**PROBLEM STATEMENT:** Search the material for the word "объектов" and report each line where it turns up.

[Recorded data]
-- Start --
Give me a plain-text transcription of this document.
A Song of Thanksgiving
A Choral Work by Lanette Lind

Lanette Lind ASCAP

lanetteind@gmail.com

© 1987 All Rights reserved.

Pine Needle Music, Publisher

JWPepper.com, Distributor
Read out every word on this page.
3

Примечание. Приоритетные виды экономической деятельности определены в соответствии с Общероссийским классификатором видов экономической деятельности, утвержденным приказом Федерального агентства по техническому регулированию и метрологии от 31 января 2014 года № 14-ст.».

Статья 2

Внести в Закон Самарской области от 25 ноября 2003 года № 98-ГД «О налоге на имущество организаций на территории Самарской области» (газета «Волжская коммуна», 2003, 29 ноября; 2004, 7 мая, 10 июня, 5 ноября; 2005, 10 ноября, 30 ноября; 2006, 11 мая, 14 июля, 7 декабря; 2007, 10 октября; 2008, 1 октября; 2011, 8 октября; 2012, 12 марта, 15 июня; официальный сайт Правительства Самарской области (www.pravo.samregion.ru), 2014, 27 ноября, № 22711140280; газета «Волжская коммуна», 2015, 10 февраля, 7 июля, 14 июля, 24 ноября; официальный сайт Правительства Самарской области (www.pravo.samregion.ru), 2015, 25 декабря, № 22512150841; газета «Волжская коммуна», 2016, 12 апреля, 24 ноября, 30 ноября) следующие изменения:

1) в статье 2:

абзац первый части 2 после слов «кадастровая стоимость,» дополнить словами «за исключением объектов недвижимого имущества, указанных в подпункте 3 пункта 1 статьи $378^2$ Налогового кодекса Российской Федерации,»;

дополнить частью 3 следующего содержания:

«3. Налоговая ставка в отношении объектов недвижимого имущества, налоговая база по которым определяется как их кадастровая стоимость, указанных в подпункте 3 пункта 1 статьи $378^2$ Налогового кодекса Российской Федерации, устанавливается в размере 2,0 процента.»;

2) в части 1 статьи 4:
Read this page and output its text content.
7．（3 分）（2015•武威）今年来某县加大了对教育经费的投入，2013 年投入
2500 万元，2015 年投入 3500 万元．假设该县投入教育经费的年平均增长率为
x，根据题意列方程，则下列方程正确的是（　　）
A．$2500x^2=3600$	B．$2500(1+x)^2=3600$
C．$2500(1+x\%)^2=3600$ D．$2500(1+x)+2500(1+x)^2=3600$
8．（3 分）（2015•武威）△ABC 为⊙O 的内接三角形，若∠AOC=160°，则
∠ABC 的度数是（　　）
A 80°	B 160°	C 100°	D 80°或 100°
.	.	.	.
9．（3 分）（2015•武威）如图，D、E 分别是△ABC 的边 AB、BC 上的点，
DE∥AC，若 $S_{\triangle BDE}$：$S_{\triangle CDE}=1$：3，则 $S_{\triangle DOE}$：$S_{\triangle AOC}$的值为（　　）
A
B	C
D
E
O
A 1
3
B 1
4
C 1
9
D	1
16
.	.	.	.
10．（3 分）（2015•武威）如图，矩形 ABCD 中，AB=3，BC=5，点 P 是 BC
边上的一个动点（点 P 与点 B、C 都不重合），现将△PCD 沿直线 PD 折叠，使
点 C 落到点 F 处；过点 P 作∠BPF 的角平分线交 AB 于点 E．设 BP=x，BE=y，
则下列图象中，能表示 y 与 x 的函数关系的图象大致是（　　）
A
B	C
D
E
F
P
-- End --
**WORKED SOLUTION:**
абзац первый части 2 после слов «кадастровая стоимость,» дополнить словами «за исключением объектов недвижимого имущества, указанных в подпункте 3 пункта 1 статьи $378^2$ Налогового кодекса Российской Федерации,»;
«3. Налоговая ставка в отношении объектов недвижимого имущества, налоговая база по которым определяется как их кадастровая стоимость, указанных в подпункте 3 пункта 1 статьи $378^2$ Налогового кодекса Российской Федерации, устанавливается в размере 2,0 процента.»;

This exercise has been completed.